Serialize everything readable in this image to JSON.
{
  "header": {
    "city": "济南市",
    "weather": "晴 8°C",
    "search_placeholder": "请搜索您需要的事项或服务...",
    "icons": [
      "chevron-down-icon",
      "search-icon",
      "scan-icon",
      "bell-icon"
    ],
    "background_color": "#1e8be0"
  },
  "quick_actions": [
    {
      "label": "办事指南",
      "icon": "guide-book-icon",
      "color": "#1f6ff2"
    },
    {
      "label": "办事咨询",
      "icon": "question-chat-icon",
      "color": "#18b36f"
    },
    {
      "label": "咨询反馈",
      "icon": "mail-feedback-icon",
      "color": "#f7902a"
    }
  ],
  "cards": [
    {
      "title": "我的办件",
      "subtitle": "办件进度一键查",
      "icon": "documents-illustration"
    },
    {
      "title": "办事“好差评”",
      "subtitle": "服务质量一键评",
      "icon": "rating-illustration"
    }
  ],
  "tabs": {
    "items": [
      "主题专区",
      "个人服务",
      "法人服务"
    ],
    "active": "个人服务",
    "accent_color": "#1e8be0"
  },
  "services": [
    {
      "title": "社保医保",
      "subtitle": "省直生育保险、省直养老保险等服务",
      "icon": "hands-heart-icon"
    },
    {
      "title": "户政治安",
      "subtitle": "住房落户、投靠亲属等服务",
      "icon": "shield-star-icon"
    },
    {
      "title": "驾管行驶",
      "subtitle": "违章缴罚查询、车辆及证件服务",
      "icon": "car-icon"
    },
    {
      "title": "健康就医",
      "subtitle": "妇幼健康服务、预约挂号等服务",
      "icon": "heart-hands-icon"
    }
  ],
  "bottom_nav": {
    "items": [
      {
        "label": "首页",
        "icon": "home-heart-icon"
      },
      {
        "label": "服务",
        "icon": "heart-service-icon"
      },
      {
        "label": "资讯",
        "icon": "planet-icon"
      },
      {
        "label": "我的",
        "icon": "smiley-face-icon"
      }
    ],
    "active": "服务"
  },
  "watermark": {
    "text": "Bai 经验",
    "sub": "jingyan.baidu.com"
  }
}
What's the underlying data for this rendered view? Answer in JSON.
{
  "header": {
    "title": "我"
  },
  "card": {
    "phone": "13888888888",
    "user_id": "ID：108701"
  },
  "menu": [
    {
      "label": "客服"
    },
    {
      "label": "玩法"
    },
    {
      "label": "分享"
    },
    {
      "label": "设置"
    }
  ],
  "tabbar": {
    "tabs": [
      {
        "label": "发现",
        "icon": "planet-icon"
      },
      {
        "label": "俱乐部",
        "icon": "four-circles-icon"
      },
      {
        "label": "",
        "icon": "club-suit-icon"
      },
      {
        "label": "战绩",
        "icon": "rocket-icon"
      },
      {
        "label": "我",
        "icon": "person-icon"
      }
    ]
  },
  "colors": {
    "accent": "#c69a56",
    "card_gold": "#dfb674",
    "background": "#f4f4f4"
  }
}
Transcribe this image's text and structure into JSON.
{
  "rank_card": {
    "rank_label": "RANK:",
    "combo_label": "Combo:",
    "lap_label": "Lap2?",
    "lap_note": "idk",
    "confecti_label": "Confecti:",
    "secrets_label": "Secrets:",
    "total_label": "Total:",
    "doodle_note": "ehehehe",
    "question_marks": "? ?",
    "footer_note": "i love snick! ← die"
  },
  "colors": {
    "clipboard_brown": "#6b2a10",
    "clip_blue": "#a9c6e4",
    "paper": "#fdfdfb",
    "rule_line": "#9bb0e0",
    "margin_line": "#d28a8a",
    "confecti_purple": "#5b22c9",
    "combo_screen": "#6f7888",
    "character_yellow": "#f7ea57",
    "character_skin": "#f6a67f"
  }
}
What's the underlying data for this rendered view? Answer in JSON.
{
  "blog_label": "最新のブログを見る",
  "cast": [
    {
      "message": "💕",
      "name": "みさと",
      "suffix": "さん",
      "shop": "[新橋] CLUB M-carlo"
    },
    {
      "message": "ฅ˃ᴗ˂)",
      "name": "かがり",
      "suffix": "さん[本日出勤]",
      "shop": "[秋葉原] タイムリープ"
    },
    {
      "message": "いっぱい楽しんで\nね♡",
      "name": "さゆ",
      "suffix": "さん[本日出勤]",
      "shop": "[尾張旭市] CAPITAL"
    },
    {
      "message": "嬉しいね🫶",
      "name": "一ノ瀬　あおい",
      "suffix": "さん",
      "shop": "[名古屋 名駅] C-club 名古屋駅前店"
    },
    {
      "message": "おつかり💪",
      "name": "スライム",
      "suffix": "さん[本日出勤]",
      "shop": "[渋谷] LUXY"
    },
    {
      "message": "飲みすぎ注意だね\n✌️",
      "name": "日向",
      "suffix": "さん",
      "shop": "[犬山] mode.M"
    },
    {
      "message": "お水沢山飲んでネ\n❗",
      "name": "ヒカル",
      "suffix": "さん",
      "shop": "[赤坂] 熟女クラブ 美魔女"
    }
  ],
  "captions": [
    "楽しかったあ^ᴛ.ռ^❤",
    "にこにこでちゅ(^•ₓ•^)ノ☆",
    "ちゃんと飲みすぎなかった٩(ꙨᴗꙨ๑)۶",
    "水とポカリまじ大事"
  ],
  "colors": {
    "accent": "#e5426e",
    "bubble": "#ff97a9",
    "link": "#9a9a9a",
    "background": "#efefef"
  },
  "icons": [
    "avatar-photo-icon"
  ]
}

Problem details
Extract the listing in its entirety, matching it exactly.

Answer to this problem
Serialize everything readable in this image to JSON.
{
  "header": {
    "city": "济南市",
    "weather": "晴 8°C",
    "search_placeholder": "请搜索您需要的事项或服务...",
    "icons": [
      "chevron-down-icon",
      "search-icon",
      "scan-icon",
      "bell-icon"
    ],
    "background_color": "#1e8be0"
  },
  "quick_actions": [
    {
      "label": "办事指南",
      "icon": "guide-book-icon",
      "color": "#1f6ff2"
    },
    {
      "label": "办事咨询",
      "icon": "question-chat-icon",
      "color": "#18b36f"
    },
    {
      "label": "咨询反馈",
      "icon": "mail-feedback-icon",
      "color": "#f7902a"
    }
  ],
  "cards": [
    {
      "title": "我的办件",
      "subtitle": "办件进度一键查",
      "icon": "documents-illustration"
    },
    {
      "title": "办事“好差评”",
      "subtitle": "服务质量一键评",
      "icon": "rating-illustration"
    }
  ],
  "tabs": {
    "items": [
      "主题专区",
      "个人服务",
      "法人服务"
    ],
    "active": "个人服务",
    "accent_color": "#1e8be0"
  },
  "services": [
    {
      "title": "社保医保",
      "subtitle": "省直生育保险、省直养老保险等服务",
      "icon": "hands-heart-icon"
    },
    {
      "title": "户政治安",
      "subtitle": "住房落户、投靠亲属等服务",
      "icon": "shield-star-icon"
    },
    {
      "title": "驾管行驶",
      "subtitle": "违章缴罚查询、车辆及证件服务",
      "icon": "car-icon"
    },
    {
      "title": "健康就医",
      "subtitle": "妇幼健康服务、预约挂号等服务",
      "icon": "heart-hands-icon"
    }
  ],
  "bottom_nav": {
    "items": [
      {
        "label": "首页",
        "icon": "home-heart-icon"
      },
      {
        "label": "服务",
        "icon": "heart-service-icon"
      },
      {
        "label": "资讯",
        "icon": "planet-icon"
      },
      {
        "label": "我的",
        "icon": "smiley-face-icon"
      }
    ],
    "active": "服务"
  },
  "watermark": {
    "text": "Bai 经验",
    "sub": "jingyan.baidu.com"
  }
}
What's the underlying data for this rendered view? Answer in JSON.
{
  "header": {
    "title": "我"
  },
  "card": {
    "phone": "13888888888",
    "user_id": "ID：108701"
  },
  "menu": [
    {
      "label": "客服"
    },
    {
      "label": "玩法"
    },
    {
      "label": "分享"
    },
    {
      "label": "设置"
    }
  ],
  "tabbar": {
    "tabs": [
      {
        "label": "发现",
        "icon": "planet-icon"
      },
      {
        "label": "俱乐部",
        "icon": "four-circles-icon"
      },
      {
        "label": "",
        "icon": "club-suit-icon"
      },
      {
        "label": "战绩",
        "icon": "rocket-icon"
      },
      {
        "label": "我",
        "icon": "person-icon"
      }
    ]
  },
  "colors": {
    "accent": "#c69a56",
    "card_gold": "#dfb674",
    "background": "#f4f4f4"
  }
}
Transcribe this image's text and structure into JSON.
{
  "rank_card": {
    "rank_label": "RANK:",
    "combo_label": "Combo:",
    "lap_label": "Lap2?",
    "lap_note": "idk",
    "confecti_label": "Confecti:",
    "secrets_label": "Secrets:",
    "total_label": "Total:",
    "doodle_note": "ehehehe",
    "question_marks": "? ?",
    "footer_note": "i love snick! ← die"
  },
  "colors": {
    "clipboard_brown": "#6b2a10",
    "clip_blue": "#a9c6e4",
    "paper": "#fdfdfb",
    "rule_line": "#9bb0e0",
    "margin_line": "#d28a8a",
    "confecti_purple": "#5b22c9",
    "combo_screen": "#6f7888",
    "character_yellow": "#f7ea57",
    "character_skin": "#f6a67f"
  }
}
What's the underlying data for this rendered view? Answer in JSON.
{
  "blog_label": "最新のブログを見る",
  "cast": [
    {
      "message": "💕",
      "name": "みさと",
      "suffix": "さん",
      "shop": "[新橋] CLUB M-carlo"
    },
    {
      "message": "ฅ˃ᴗ˂)",
      "name": "かがり",
      "suffix": "さん[本日出勤]",
      "shop": "[秋葉原] タイムリープ"
    },
    {
      "message": "いっぱい楽しんで\nね♡",
      "name": "さゆ",
      "suffix": "さん[本日出勤]",
      "shop": "[尾張旭市] CAPITAL"
    },
    {
      "message": "嬉しいね🫶",
      "name": "一ノ瀬　あおい",
      "suffix": "さん",
      "shop": "[名古屋 名駅] C-club 名古屋駅前店"
    },
    {
      "message": "おつかり💪",
      "name": "スライム",
      "suffix": "さん[本日出勤]",
      "shop": "[渋谷] LUXY"
    },
    {
      "message": "飲みすぎ注意だね\n✌️",
      "name": "日向",
      "suffix": "さん",
      "shop": "[犬山] mode.M"
    },
    {
      "message": "お水沢山飲んでネ\n❗",
      "name": "ヒカル",
      "suffix": "さん",
      "shop": "[赤坂] 熟女クラブ 美魔女"
    }
  ],
  "captions": [
    "楽しかったあ^ᴛ.ռ^❤",
    "にこにこでちゅ(^•ₓ•^)ノ☆",
    "ちゃんと飲みすぎなかった٩(ꙨᴗꙨ๑)۶",
    "水とポカリまじ大事"
  ],
  "colors": {
    "accent": "#e5426e",
    "bubble": "#ff97a9",
    "link": "#9a9a9a",
    "background": "#efefef"
  },
  "icons": [
    "avatar-photo-icon"
  ]
}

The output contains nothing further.